--- Data for the task ---
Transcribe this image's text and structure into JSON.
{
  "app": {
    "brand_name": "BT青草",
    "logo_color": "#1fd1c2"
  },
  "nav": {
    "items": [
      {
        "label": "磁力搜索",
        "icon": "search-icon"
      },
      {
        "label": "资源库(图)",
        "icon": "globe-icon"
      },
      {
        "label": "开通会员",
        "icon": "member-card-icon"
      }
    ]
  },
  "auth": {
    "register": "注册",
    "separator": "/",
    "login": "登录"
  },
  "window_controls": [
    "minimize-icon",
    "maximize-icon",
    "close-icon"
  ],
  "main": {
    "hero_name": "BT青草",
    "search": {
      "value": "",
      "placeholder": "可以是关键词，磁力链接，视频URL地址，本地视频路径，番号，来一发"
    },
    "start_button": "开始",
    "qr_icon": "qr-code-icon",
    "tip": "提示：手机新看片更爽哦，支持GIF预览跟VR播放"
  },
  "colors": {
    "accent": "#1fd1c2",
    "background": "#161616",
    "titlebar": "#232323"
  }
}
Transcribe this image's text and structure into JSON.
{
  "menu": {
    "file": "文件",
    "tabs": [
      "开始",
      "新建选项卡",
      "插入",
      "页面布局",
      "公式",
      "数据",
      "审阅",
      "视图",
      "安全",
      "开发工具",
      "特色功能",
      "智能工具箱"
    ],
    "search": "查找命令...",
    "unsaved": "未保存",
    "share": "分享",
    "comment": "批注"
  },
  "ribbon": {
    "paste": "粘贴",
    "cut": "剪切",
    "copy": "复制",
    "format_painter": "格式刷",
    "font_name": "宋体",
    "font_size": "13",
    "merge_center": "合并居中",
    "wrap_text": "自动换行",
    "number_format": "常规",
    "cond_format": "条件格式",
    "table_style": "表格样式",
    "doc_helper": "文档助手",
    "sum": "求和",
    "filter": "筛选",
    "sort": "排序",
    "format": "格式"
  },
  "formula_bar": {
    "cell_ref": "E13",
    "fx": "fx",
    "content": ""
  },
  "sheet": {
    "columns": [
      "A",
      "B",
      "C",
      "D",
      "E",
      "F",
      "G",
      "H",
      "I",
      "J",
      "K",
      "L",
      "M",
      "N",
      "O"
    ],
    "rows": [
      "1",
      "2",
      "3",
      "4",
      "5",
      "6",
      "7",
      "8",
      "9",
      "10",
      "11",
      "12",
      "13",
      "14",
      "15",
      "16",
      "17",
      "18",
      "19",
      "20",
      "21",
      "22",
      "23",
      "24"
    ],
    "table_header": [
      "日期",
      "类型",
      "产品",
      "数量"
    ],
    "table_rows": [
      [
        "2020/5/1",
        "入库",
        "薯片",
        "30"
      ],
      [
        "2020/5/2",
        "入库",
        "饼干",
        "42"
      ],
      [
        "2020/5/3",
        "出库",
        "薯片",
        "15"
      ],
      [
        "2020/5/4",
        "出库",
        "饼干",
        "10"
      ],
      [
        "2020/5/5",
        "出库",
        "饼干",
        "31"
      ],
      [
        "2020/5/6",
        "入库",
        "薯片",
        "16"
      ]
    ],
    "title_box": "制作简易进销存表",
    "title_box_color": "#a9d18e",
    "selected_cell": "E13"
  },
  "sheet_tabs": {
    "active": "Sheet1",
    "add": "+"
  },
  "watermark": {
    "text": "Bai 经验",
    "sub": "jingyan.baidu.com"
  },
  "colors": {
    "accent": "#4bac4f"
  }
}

--- Given task ---
Repeat every record, keeping each word and mark exactly as it is.

--- Output of the task ---
Transcribe this image's text and structure into JSON.
{
  "app": {
    "brand_name": "BT青草",
    "logo_color": "#1fd1c2"
  },
  "nav": {
    "items": [
      {
        "label": "磁力搜索",
        "icon": "search-icon"
      },
      {
        "label": "资源库(图)",
        "icon": "globe-icon"
      },
      {
        "label": "开通会员",
        "icon": "member-card-icon"
      }
    ]
  },
  "auth": {
    "register": "注册",
    "separator": "/",
    "login": "登录"
  },
  "window_controls": [
    "minimize-icon",
    "maximize-icon",
    "close-icon"
  ],
  "main": {
    "hero_name": "BT青草",
    "search": {
      "value": "",
      "placeholder": "可以是关键词，磁力链接，视频URL地址，本地视频路径，番号，来一发"
    },
    "start_button": "开始",
    "qr_icon": "qr-code-icon",
    "tip": "提示：手机新看片更爽哦，支持GIF预览跟VR播放"
  },
  "colors": {
    "accent": "#1fd1c2",
    "background": "#161616",
    "titlebar": "#232323"
  }
}
Transcribe this image's text and structure into JSON.
{
  "menu": {
    "file": "文件",
    "tabs": [
      "开始",
      "新建选项卡",
      "插入",
      "页面布局",
      "公式",
      "数据",
      "审阅",
      "视图",
      "安全",
      "开发工具",
      "特色功能",
      "智能工具箱"
    ],
    "search": "查找命令...",
    "unsaved": "未保存",
    "share": "分享",
    "comment": "批注"
  },
  "ribbon": {
    "paste": "粘贴",
    "cut": "剪切",
    "copy": "复制",
    "format_painter": "格式刷",
    "font_name": "宋体",
    "font_size": "13",
    "merge_center": "合并居中",
    "wrap_text": "自动换行",
    "number_format": "常规",
    "cond_format": "条件格式",
    "table_style": "表格样式",
    "doc_helper": "文档助手",
    "sum": "求和",
    "filter": "筛选",
    "sort": "排序",
    "format": "格式"
  },
  "formula_bar": {
    "cell_ref": "E13",
    "fx": "fx",
    "content": ""
  },
  "sheet": {
    "columns": [
      "A",
      "B",
      "C",
      "D",
      "E",
      "F",
      "G",
      "H",
      "I",
      "J",
      "K",
      "L",
      "M",
      "N",
      "O"
    ],
    "rows": [
      "1",
      "2",
      "3",
      "4",
      "5",
      "6",
      "7",
      "8",
      "9",
      "10",
      "11",
      "12",
      "13",
      "14",
      "15",
      "16",
      "17",
      "18",
      "19",
      "20",
      "21",
      "22",
      "23",
      "24"
    ],
    "table_header": [
      "日期",
      "类型",
      "产品",
      "数量"
    ],
    "table_rows": [
      [
        "2020/5/1",
        "入库",
        "薯片",
        "30"
      ],
      [
        "2020/5/2",
        "入库",
        "饼干",
        "42"
      ],
      [
        "2020/5/3",
        "出库",
        "薯片",
        "15"
      ],
      [
        "2020/5/4",
        "出库",
        "饼干",
        "10"
      ],
      [
        "2020/5/5",
        "出库",
        "饼干",
        "31"
      ],
      [
        "2020/5/6",
        "入库",
        "薯片",
        "16"
      ]
    ],
    "title_box": "制作简易进销存表",
    "title_box_color": "#a9d18e",
    "selected_cell": "E13"
  },
  "sheet_tabs": {
    "active": "Sheet1",
    "add": "+"
  },
  "watermark": {
    "text": "Bai 经验",
    "sub": "jingyan.baidu.com"
  },
  "colors": {
    "accent": "#4bac4f"
  }
}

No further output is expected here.